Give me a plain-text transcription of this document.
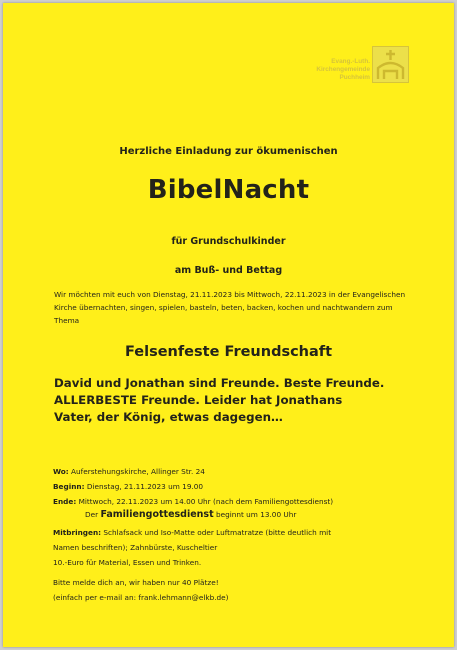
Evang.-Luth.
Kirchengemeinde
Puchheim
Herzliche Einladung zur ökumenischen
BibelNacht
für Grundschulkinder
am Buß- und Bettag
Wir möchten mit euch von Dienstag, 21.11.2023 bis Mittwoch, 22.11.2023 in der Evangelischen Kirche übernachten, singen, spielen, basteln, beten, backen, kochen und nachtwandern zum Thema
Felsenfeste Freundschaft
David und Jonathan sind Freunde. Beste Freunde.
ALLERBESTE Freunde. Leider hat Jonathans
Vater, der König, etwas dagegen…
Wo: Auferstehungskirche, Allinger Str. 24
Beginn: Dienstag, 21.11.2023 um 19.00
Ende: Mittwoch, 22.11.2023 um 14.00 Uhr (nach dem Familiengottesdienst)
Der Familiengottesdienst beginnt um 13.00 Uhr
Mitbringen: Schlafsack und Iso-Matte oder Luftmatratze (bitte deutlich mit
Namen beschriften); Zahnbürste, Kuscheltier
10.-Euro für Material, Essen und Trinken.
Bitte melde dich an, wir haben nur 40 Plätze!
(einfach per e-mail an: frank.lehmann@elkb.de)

# # #

:: Task ::
Return all lines containing the word "Mittwoch".

:: Written reply ::
Wir möchten mit euch von Dienstag, 21.11.2023 bis Mittwoch, 22.11.2023 in der Evangelischen Kirche übernachten, singen, spielen, basteln, beten, backen, kochen und nachtwandern zum Thema
Ende: Mittwoch, 22.11.2023 um 14.00 Uhr (nach dem Familiengottesdienst)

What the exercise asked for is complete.